[START EXTRACTED RECORDS]
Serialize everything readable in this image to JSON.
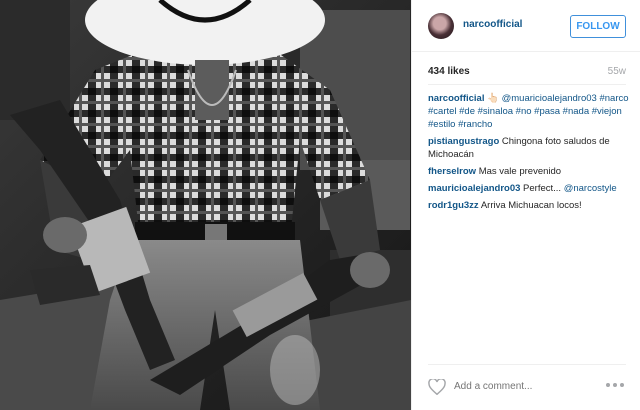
{
  "post": {
    "username": "narcoofficial",
    "follow_label": "FOLLOW",
    "likes": "434 likes",
    "age": "55w",
    "caption": {
      "user": "narcoofficial",
      "emoji": "👆🏻",
      "mention": "@muaricioalejandro03",
      "hashtags": "#narco #cartel #de #sinaloa #no #pasa #nada #viejon #estilo #rancho"
    },
    "comments": [
      {
        "user": "pistiangustrago",
        "text": "Chingona foto saludos de Michoacán"
      },
      {
        "user": "fherselrow",
        "text": "Mas vale prevenido"
      },
      {
        "user": "mauricioalejandro03",
        "text": "Perfect...",
        "mention": "@narcostyle"
      },
      {
        "user": "rodr1gu3zz",
        "text": "Arriva Michuacan locos!"
      }
    ],
    "add_comment_placeholder": "Add a comment..."
  },
  "icons": {
    "heart": "heart-icon",
    "more": "more-options-icon",
    "avatar": "avatar"
  },
  "colors": {
    "username": "#125688",
    "follow": "#3897f0",
    "muted": "#a5a7aa"
  }
}
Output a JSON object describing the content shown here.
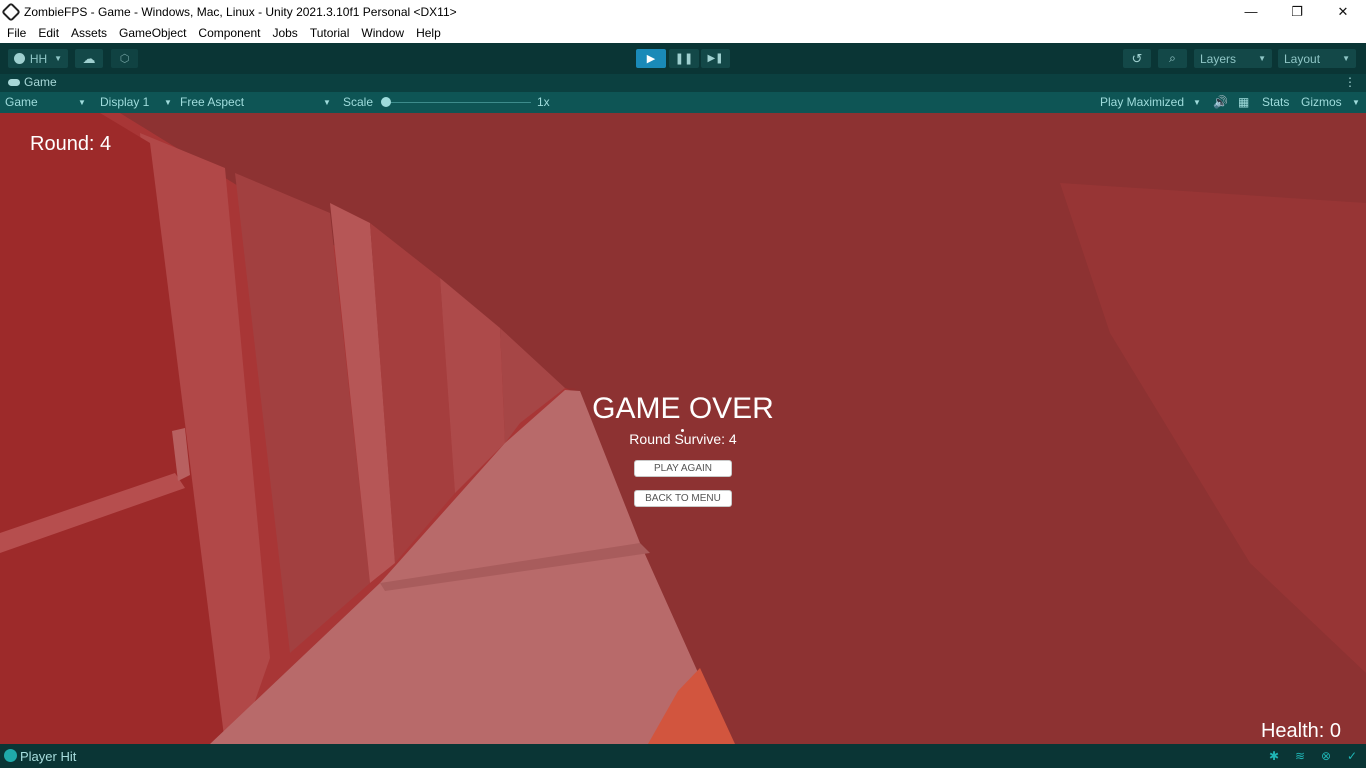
{
  "window": {
    "title": "ZombieFPS - Game - Windows, Mac, Linux - Unity 2021.3.10f1 Personal <DX11>",
    "controls": {
      "minimize": "—",
      "maximize": "❐",
      "close": "✕"
    }
  },
  "menu": [
    "File",
    "Edit",
    "Assets",
    "GameObject",
    "Component",
    "Jobs",
    "Tutorial",
    "Window",
    "Help"
  ],
  "toolbar": {
    "account_label": "HH",
    "play_icon": "play-icon",
    "pause_icon": "pause-icon",
    "step_icon": "step-icon",
    "layers_label": "Layers",
    "layout_label": "Layout"
  },
  "tab": {
    "label": "Game"
  },
  "game_toolbar": {
    "mode": "Game",
    "display": "Display 1",
    "aspect": "Free Aspect",
    "scale_label": "Scale",
    "scale_value": "1x",
    "play_mode": "Play Maximized",
    "stats": "Stats",
    "gizmos": "Gizmos"
  },
  "game": {
    "round_text": "Round: 4",
    "health_text": "Health: 0",
    "game_over_title": "GAME OVER",
    "round_survive_text": "Round Survive: 4",
    "play_again_label": "PLAY AGAIN",
    "back_to_menu_label": "BACK TO MENU"
  },
  "status_bar": {
    "message": "Player Hit"
  },
  "colors": {
    "toolbar_bg": "#0a3535",
    "game_toolbar_bg": "#0e5555",
    "play_active": "#1a8ab8",
    "game_tint": "#9a2a2a"
  }
}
[END EXTRACTED RECORDS]
The records above should be reproduced exactly, with no pictures included.

• **EXPECTED ANSWER**:
Serialize everything readable in this image to JSON.
{
  "post": {
    "username": "narcoofficial",
    "follow_label": "FOLLOW",
    "likes": "434 likes",
    "age": "55w",
    "caption": {
      "user": "narcoofficial",
      "emoji": "👆🏻",
      "mention": "@muaricioalejandro03",
      "hashtags": "#narco #cartel #de #sinaloa #no #pasa #nada #viejon #estilo #rancho"
    },
    "comments": [
      {
        "user": "pistiangustrago",
        "text": "Chingona foto saludos de Michoacán"
      },
      {
        "user": "fherselrow",
        "text": "Mas vale prevenido"
      },
      {
        "user": "mauricioalejandro03",
        "text": "Perfect...",
        "mention": "@narcostyle"
      },
      {
        "user": "rodr1gu3zz",
        "text": "Arriva Michuacan locos!"
      }
    ],
    "add_comment_placeholder": "Add a comment..."
  },
  "icons": {
    "heart": "heart-icon",
    "more": "more-options-icon",
    "avatar": "avatar"
  },
  "colors": {
    "username": "#125688",
    "follow": "#3897f0",
    "muted": "#a5a7aa"
  }
}
Output a JSON object describing the content shown here.
{
  "window": {
    "title": "ZombieFPS - Game - Windows, Mac, Linux - Unity 2021.3.10f1 Personal <DX11>",
    "controls": {
      "minimize": "—",
      "maximize": "❐",
      "close": "✕"
    }
  },
  "menu": [
    "File",
    "Edit",
    "Assets",
    "GameObject",
    "Component",
    "Jobs",
    "Tutorial",
    "Window",
    "Help"
  ],
  "toolbar": {
    "account_label": "HH",
    "play_icon": "play-icon",
    "pause_icon": "pause-icon",
    "step_icon": "step-icon",
    "layers_label": "Layers",
    "layout_label": "Layout"
  },
  "tab": {
    "label": "Game"
  },
  "game_toolbar": {
    "mode": "Game",
    "display": "Display 1",
    "aspect": "Free Aspect",
    "scale_label": "Scale",
    "scale_value": "1x",
    "play_mode": "Play Maximized",
    "stats": "Stats",
    "gizmos": "Gizmos"
  },
  "game": {
    "round_text": "Round: 4",
    "health_text": "Health: 0",
    "game_over_title": "GAME OVER",
    "round_survive_text": "Round Survive: 4",
    "play_again_label": "PLAY AGAIN",
    "back_to_menu_label": "BACK TO MENU"
  },
  "status_bar": {
    "message": "Player Hit"
  },
  "colors": {
    "toolbar_bg": "#0a3535",
    "game_toolbar_bg": "#0e5555",
    "play_active": "#1a8ab8",
    "game_tint": "#9a2a2a"
  }
}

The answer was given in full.